- [Problem to work on]: State how many lines of the records contain the string "from". Give the number alone.

- [Extracted records]:
····················

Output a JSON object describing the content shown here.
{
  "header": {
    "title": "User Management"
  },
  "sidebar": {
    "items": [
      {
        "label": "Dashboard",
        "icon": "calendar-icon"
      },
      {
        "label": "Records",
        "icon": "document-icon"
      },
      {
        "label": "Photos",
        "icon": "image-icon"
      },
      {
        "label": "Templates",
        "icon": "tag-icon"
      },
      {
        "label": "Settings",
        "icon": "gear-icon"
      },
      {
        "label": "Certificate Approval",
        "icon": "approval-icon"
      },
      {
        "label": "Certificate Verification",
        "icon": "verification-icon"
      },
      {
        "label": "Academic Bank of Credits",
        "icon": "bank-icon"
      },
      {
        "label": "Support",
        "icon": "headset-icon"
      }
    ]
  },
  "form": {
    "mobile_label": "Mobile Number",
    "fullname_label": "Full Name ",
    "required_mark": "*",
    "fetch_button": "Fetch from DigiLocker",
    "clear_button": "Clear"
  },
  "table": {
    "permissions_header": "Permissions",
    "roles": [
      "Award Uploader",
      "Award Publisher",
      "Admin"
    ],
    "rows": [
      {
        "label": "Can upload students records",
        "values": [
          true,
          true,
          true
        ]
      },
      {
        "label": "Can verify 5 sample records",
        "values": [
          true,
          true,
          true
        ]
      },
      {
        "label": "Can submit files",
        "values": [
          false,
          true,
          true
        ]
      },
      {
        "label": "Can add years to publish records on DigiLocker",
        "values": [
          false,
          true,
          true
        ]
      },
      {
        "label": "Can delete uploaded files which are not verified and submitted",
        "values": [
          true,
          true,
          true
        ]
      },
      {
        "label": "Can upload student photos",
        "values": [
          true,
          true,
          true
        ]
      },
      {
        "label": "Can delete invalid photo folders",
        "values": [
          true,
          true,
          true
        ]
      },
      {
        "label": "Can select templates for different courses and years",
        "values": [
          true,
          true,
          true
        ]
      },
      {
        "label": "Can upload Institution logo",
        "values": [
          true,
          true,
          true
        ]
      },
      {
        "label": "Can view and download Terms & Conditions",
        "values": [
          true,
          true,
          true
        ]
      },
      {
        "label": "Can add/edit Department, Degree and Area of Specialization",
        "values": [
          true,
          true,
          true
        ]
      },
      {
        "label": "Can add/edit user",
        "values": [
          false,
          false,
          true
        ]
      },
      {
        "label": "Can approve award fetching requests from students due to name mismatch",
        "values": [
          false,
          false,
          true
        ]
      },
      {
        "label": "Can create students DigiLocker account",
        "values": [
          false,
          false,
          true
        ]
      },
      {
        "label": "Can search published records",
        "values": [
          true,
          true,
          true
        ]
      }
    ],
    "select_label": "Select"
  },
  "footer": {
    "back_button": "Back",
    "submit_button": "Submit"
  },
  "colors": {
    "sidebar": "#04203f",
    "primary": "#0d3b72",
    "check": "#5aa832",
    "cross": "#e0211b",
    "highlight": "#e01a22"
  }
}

····················

- [Written response]: 2